▶ EXERCISE BRIEF
Extract the full listing below without altering a single character.

Dataset items
+ + + + + + +

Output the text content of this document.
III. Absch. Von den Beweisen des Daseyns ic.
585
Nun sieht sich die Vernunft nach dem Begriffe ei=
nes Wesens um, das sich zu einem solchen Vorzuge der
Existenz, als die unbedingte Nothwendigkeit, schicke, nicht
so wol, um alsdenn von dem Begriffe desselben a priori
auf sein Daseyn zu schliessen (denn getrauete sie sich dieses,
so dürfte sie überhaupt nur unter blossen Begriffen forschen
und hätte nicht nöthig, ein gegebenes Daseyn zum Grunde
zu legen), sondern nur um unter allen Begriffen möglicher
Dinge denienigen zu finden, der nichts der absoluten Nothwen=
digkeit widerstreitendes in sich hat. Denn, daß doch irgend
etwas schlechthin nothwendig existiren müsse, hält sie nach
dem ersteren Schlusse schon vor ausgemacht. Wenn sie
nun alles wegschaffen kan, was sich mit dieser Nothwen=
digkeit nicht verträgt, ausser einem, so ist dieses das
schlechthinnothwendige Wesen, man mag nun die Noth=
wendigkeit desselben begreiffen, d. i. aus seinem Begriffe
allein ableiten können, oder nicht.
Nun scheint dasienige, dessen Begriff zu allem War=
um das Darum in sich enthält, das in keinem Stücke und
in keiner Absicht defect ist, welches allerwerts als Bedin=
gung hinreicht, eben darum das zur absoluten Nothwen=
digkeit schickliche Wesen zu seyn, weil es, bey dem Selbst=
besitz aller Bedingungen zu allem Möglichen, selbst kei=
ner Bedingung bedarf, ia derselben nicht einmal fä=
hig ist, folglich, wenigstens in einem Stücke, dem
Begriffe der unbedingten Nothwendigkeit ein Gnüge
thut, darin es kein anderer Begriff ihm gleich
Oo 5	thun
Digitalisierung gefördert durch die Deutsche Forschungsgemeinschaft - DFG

+ + + + + + +

▶ FINAL RESULT
Output the text content of this document.
III. Absch. Von den Beweisen des Daseyns ic.
585
Nun sieht sich die Vernunft nach dem Begriffe ei=
nes Wesens um, das sich zu einem solchen Vorzuge der
Existenz, als die unbedingte Nothwendigkeit, schicke, nicht
so wol, um alsdenn von dem Begriffe desselben a priori
auf sein Daseyn zu schliessen (denn getrauete sie sich dieses,
so dürfte sie überhaupt nur unter blossen Begriffen forschen
und hätte nicht nöthig, ein gegebenes Daseyn zum Grunde
zu legen), sondern nur um unter allen Begriffen möglicher
Dinge denienigen zu finden, der nichts der absoluten Nothwen=
digkeit widerstreitendes in sich hat. Denn, daß doch irgend
etwas schlechthin nothwendig existiren müsse, hält sie nach
dem ersteren Schlusse schon vor ausgemacht. Wenn sie
nun alles wegschaffen kan, was sich mit dieser Nothwen=
digkeit nicht verträgt, ausser einem, so ist dieses das
schlechthinnothwendige Wesen, man mag nun die Noth=
wendigkeit desselben begreiffen, d. i. aus seinem Begriffe
allein ableiten können, oder nicht.
Nun scheint dasienige, dessen Begriff zu allem War=
um das Darum in sich enthält, das in keinem Stücke und
in keiner Absicht defect ist, welches allerwerts als Bedin=
gung hinreicht, eben darum das zur absoluten Nothwen=
digkeit schickliche Wesen zu seyn, weil es, bey dem Selbst=
besitz aller Bedingungen zu allem Möglichen, selbst kei=
ner Bedingung bedarf, ia derselben nicht einmal fä=
hig ist, folglich, wenigstens in einem Stücke, dem
Begriffe der unbedingten Nothwendigkeit ein Gnüge
thut, darin es kein anderer Begriff ihm gleich
Oo 5	thun
Digitalisierung gefördert durch die Deutsche Forschungsgemeinschaft - DFG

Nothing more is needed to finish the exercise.